(Data for the task)
+ + + + + + +

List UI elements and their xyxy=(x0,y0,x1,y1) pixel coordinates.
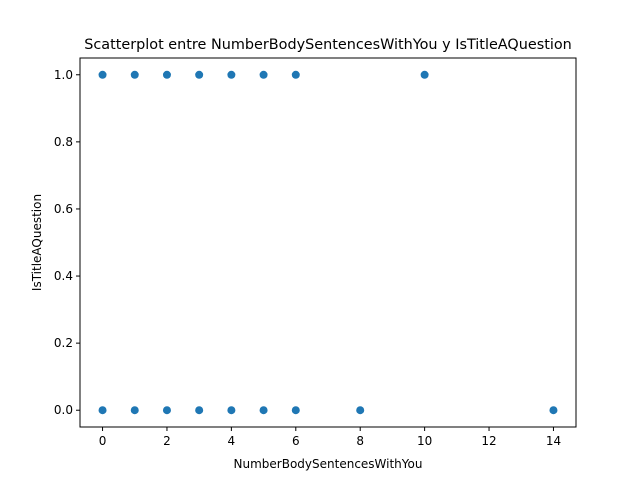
chart-title: Scatterplot entre NumberBodySentencesWit… xyxy=(84,37,572,53)
data-point xyxy=(130,70,139,79)
x-tick-label: 2 xyxy=(163,434,171,448)
x-axis-label: NumberBodySentencesWithYou xyxy=(234,457,423,471)
data-point xyxy=(162,406,171,415)
data-point xyxy=(356,406,365,415)
x-axis-ticks: 0 2 4 6 8 10 12 14 xyxy=(99,427,561,448)
data-point xyxy=(227,70,236,79)
data-point xyxy=(162,70,171,79)
y-tick-label: 0.4 xyxy=(54,269,73,283)
x-tick-label: 10 xyxy=(417,434,432,448)
x-tick-label: 14 xyxy=(546,434,561,448)
data-point xyxy=(98,406,107,415)
data-point xyxy=(420,70,429,79)
data-point xyxy=(195,70,204,79)
data-point xyxy=(130,406,139,415)
y-tick-label: 0.8 xyxy=(54,135,73,149)
points-layer xyxy=(98,70,558,415)
x-tick-label: 6 xyxy=(292,434,300,448)
x-tick-label: 8 xyxy=(356,434,364,448)
y-tick-label: 1.0 xyxy=(54,68,73,82)
data-point xyxy=(259,70,268,79)
x-tick-label: 4 xyxy=(228,434,236,448)
data-point xyxy=(291,406,300,415)
data-point xyxy=(291,70,300,79)
y-tick-label: 0.0 xyxy=(54,403,73,417)
data-point xyxy=(549,406,558,415)
y-axis-label: IsTitleAQuestion xyxy=(30,194,44,291)
data-point xyxy=(195,406,204,415)
data-point xyxy=(227,406,236,415)
data-point xyxy=(259,406,268,415)
y-axis-ticks: 0.0 0.2 0.4 0.6 0.8 1.0 xyxy=(54,68,80,417)
x-tick-label: 12 xyxy=(481,434,496,448)
plot-frame xyxy=(79,57,577,428)
data-point xyxy=(98,70,107,79)
y-tick-label: 0.6 xyxy=(54,202,73,216)
x-tick-label: 0 xyxy=(99,434,107,448)
y-tick-label: 0.2 xyxy=(54,336,73,350)
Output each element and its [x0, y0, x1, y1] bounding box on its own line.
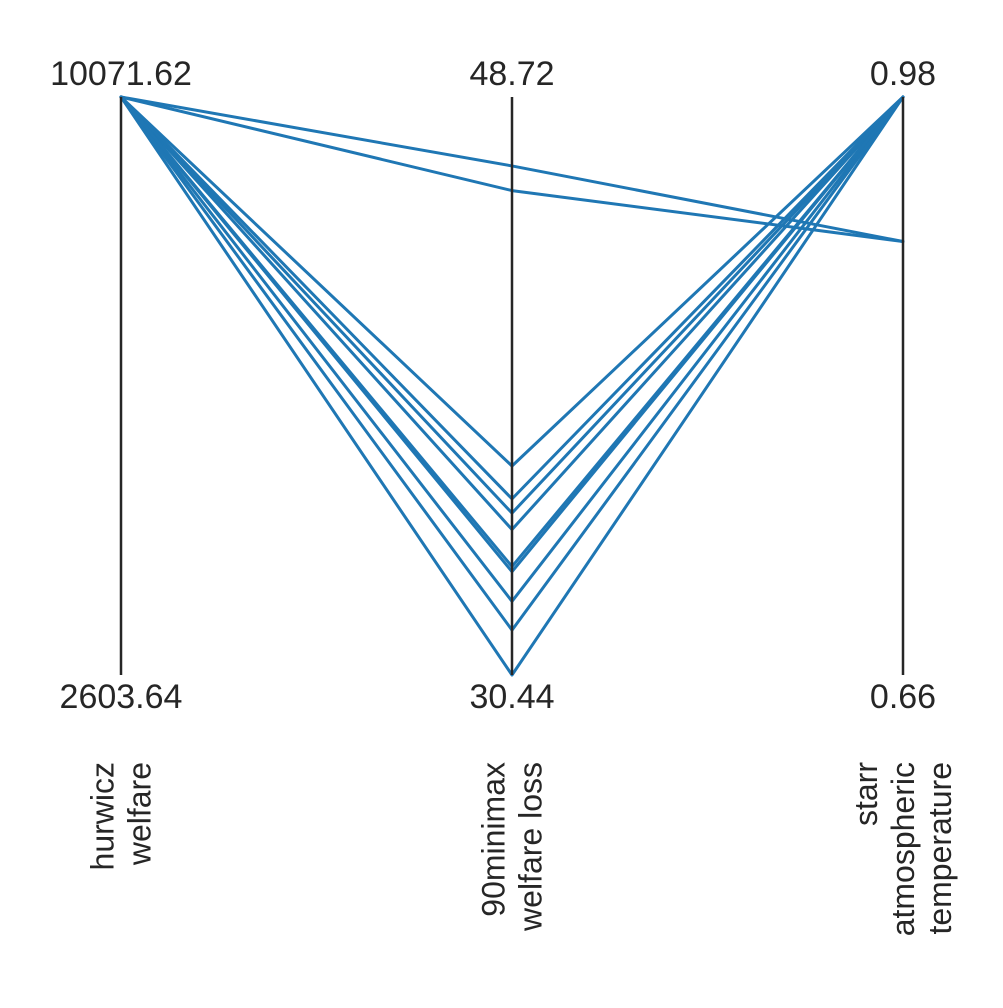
axis-title-minimax_welfare_loss: 90minimax welfare loss: [476, 762, 549, 932]
axis-title-line: starr: [848, 762, 884, 826]
axis-title-line: hurwicz: [85, 762, 121, 870]
axis-title-starr_atmospheric_temperature: starr atmospheric temperature: [848, 762, 958, 937]
axis-min-label-minimax_welfare_loss: 30.44: [469, 678, 554, 716]
axis-title-line: welfare: [122, 762, 158, 866]
axis-title-line: temperature: [922, 762, 958, 935]
axis-title-hurwicz_welfare: hurwicz welfare: [85, 762, 158, 870]
axis-max-label-minimax_welfare_loss: 48.72: [469, 55, 554, 93]
axis-min-label-starr_atmospheric_temperature: 0.66: [870, 678, 936, 716]
axes: [119, 97, 905, 675]
axis-title-line: welfare loss: [513, 762, 549, 932]
axis-min-label-hurwicz_welfare: 2603.64: [60, 678, 183, 716]
axis-title-line: 90minimax: [476, 762, 512, 917]
axis-max-label-hurwicz_welfare: 10071.62: [50, 55, 192, 93]
axis-labels: 10071.62 2603.64 hurwicz welfare 48.72 30.44 9…: [50, 55, 958, 936]
axis-max-label-starr_atmospheric_temperature: 0.98: [870, 55, 936, 93]
axis-title-line: atmospheric: [885, 762, 921, 936]
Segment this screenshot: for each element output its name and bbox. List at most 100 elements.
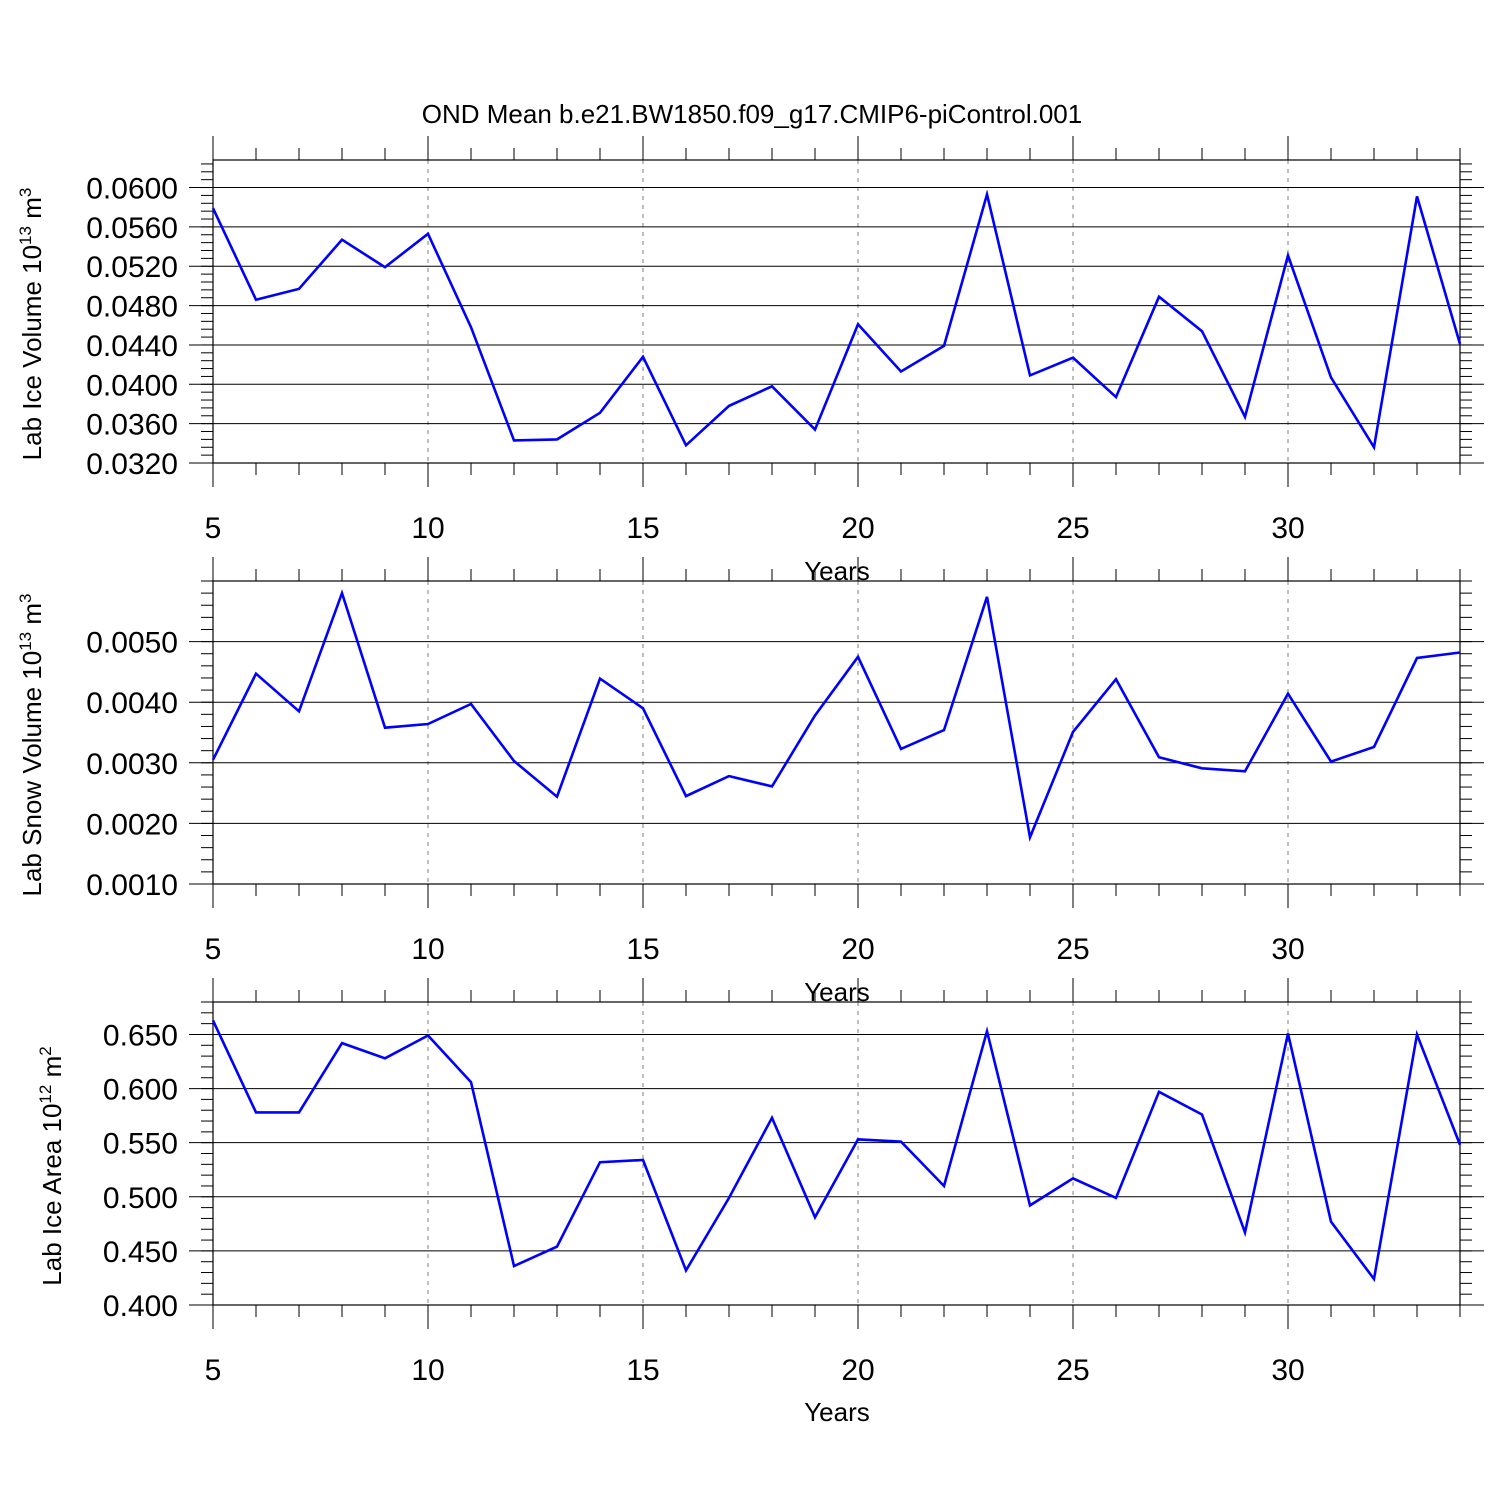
data-point xyxy=(1114,677,1118,681)
data-point xyxy=(1157,755,1161,759)
data-point xyxy=(1372,745,1376,749)
ice-area-panel: Lab Ice Area 1012 m2 Years 5 10 15 20 25 30 0.… xyxy=(36,978,1484,1427)
data-point xyxy=(770,784,774,788)
data-point xyxy=(942,344,946,348)
data-point xyxy=(297,1110,301,1114)
data-point xyxy=(1200,766,1204,770)
y-tick-label: 0.0560 xyxy=(86,212,178,245)
data-point xyxy=(512,438,516,442)
x-tick-label: 30 xyxy=(1271,933,1304,966)
chart-title: OND Mean b.e21.BW1850.f09_g17.CMIP6-piCo… xyxy=(422,99,1082,129)
data-point xyxy=(383,265,387,269)
data-point xyxy=(856,1137,860,1141)
x-tick-label: 25 xyxy=(1056,512,1089,545)
y-tick-label: 0.0010 xyxy=(86,869,178,902)
data-point xyxy=(1028,835,1032,839)
data-point xyxy=(469,1080,473,1084)
y-tick-label: 0.0040 xyxy=(86,687,178,720)
data-point xyxy=(469,702,473,706)
x-tick-label: 30 xyxy=(1271,512,1304,545)
y-tick-label: 0.0020 xyxy=(86,808,178,841)
data-point xyxy=(1458,651,1462,655)
x-tick-label: 15 xyxy=(626,933,659,966)
data-point xyxy=(426,1034,430,1038)
ice-area-xlabel: Years xyxy=(804,1397,870,1427)
snow-volume-series-line xyxy=(211,589,1461,842)
data-point xyxy=(555,1245,559,1249)
data-point xyxy=(383,1056,387,1060)
data-point xyxy=(899,370,903,374)
data-point xyxy=(598,677,602,681)
data-point xyxy=(555,437,559,441)
y-tick-label: 0.400 xyxy=(103,1290,178,1323)
ice-volume-ylabel: Lab Ice Volume 1013 m3 xyxy=(16,188,47,461)
y-tick-label: 0.600 xyxy=(103,1074,178,1107)
x-tick-label: 15 xyxy=(626,1354,659,1387)
x-tick-label: 25 xyxy=(1056,1354,1089,1387)
data-point xyxy=(1286,692,1290,696)
ice-area-series-line xyxy=(211,1019,1462,1283)
y-tick-label: 0.0400 xyxy=(86,369,178,402)
y-tick-label: 0.0520 xyxy=(86,251,178,284)
data-point xyxy=(727,404,731,408)
data-point xyxy=(856,655,860,659)
data-point xyxy=(1372,445,1376,449)
y-tick-label: 0.0050 xyxy=(86,627,178,660)
ice-area-ylabel: Lab Ice Area 1012 m2 xyxy=(36,1046,67,1285)
data-point xyxy=(426,232,430,236)
data-point xyxy=(211,1018,215,1022)
data-point xyxy=(1458,342,1462,346)
data-point xyxy=(1114,395,1118,399)
data-point xyxy=(297,709,301,713)
data-point xyxy=(340,1041,344,1045)
data-point xyxy=(1200,329,1204,333)
x-tick-label: 5 xyxy=(205,933,222,966)
data-point xyxy=(684,794,688,798)
data-point xyxy=(1071,1176,1075,1180)
data-point xyxy=(598,1160,602,1164)
data-point xyxy=(856,322,860,326)
data-point xyxy=(1028,373,1032,377)
data-point xyxy=(641,706,645,710)
data-point xyxy=(512,759,516,763)
data-point xyxy=(899,1140,903,1144)
data-point xyxy=(211,758,215,762)
data-point xyxy=(1329,760,1333,764)
data-point xyxy=(1458,1143,1462,1147)
data-point xyxy=(469,325,473,329)
data-point xyxy=(1157,1090,1161,1094)
data-point xyxy=(1372,1277,1376,1281)
data-point xyxy=(942,728,946,732)
data-point xyxy=(1114,1196,1118,1200)
y-tick-label: 0.0030 xyxy=(86,748,178,781)
x-tick-label: 15 xyxy=(626,512,659,545)
x-tick-label: 5 xyxy=(205,512,222,545)
y-tick-label: 0.450 xyxy=(103,1236,178,1269)
data-point xyxy=(727,1196,731,1200)
data-point xyxy=(727,774,731,778)
data-point xyxy=(684,1268,688,1272)
data-point xyxy=(1286,253,1290,257)
data-point xyxy=(555,795,559,799)
data-point xyxy=(1243,769,1247,773)
data-point xyxy=(1243,415,1247,419)
data-point xyxy=(211,206,215,210)
data-point xyxy=(942,1184,946,1188)
x-tick-label: 30 xyxy=(1271,1354,1304,1387)
data-point xyxy=(1200,1113,1204,1117)
data-point xyxy=(813,428,817,432)
data-point xyxy=(641,355,645,359)
y-tick-label: 0.500 xyxy=(103,1182,178,1215)
data-point xyxy=(512,1264,516,1268)
data-point xyxy=(899,747,903,751)
data-point xyxy=(1415,194,1419,198)
y-tick-label: 0.0320 xyxy=(86,448,178,481)
x-tick-label: 10 xyxy=(411,512,444,545)
ice-volume-series-line xyxy=(211,189,1462,451)
snow-volume-panel: Lab Snow Volume 1013 m3 Years 5 10 15 20 25 3… xyxy=(16,557,1484,1007)
x-tick-label: 20 xyxy=(841,1354,874,1387)
data-point xyxy=(985,192,989,196)
data-point xyxy=(1286,1031,1290,1035)
data-point xyxy=(254,1110,258,1114)
y-tick-label: 0.0600 xyxy=(86,173,178,206)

+ + + + + + +

(Exercise task) Format the lines of the material from the one containing "axis-title-minimax_welfare_loss: 90minimax welfare" through the one containing "axis-title-line: temperature: [922, 762, 958, 935]", inclusive, as a JSON list of strings with one string per line and no blank lines.

(Correct answer)
[
  "axis-title-minimax_welfare_loss: 90minimax welfare loss: [476, 762, 549, 932]",
  "axis-title-line: starr: [848, 762, 884, 826]",
  "axis-title-line: hurwicz: [85, 762, 121, 870]",
  "axis-title-starr_atmospheric_temperature: starr atmospheric temperature: [848, 762, 958, 937]",
  "axis-min-label-minimax_welfare_loss: 30.44: [469, 678, 554, 716]",
  "axis-title-line: welfare: [122, 762, 158, 866]",
  "axis-title-line: temperature: [922, 762, 958, 935]"
]